### WHAT NEEDS TO BE DONE
Find every line with the word "debitore" and report how many there are, without any other text.

---------- RECORD LIST ----------

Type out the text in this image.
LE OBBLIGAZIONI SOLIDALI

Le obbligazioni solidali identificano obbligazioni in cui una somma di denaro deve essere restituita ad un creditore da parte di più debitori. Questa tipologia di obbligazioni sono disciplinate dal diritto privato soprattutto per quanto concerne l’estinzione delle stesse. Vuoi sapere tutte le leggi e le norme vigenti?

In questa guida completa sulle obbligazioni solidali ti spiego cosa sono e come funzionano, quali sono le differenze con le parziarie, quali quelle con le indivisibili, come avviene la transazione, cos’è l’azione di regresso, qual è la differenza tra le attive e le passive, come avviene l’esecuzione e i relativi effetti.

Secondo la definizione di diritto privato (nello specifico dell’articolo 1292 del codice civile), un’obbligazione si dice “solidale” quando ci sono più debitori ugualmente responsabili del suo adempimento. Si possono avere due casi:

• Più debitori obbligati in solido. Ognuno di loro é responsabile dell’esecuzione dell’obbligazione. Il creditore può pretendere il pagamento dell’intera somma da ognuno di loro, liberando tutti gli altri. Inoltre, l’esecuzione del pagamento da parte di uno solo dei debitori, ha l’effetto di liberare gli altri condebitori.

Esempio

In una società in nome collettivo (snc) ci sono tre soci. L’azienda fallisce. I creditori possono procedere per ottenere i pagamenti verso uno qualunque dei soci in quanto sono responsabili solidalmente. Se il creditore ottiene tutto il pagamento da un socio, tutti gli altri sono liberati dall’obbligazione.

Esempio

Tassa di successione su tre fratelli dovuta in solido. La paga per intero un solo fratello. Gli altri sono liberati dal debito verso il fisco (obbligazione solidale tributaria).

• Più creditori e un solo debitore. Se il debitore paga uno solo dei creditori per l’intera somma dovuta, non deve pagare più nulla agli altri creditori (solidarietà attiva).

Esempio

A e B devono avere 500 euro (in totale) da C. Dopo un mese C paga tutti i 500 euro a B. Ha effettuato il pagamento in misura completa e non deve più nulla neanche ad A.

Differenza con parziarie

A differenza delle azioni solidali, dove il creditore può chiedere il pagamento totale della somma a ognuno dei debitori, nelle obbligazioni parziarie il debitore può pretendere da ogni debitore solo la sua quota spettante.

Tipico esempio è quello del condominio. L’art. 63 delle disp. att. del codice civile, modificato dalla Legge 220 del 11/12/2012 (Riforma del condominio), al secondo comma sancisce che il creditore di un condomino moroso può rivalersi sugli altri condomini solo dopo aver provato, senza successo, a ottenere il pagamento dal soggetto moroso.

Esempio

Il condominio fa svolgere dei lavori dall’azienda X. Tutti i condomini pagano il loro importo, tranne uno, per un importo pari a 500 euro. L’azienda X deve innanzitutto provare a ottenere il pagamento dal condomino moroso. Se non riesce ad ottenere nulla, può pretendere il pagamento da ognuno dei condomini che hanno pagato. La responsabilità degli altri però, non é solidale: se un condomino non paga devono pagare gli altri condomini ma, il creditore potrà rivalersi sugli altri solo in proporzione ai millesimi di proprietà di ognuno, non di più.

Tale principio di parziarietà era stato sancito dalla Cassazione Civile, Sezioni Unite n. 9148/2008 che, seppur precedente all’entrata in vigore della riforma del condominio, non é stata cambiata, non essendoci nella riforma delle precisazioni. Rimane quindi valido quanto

----------

### WRITTEN RESPONSE
2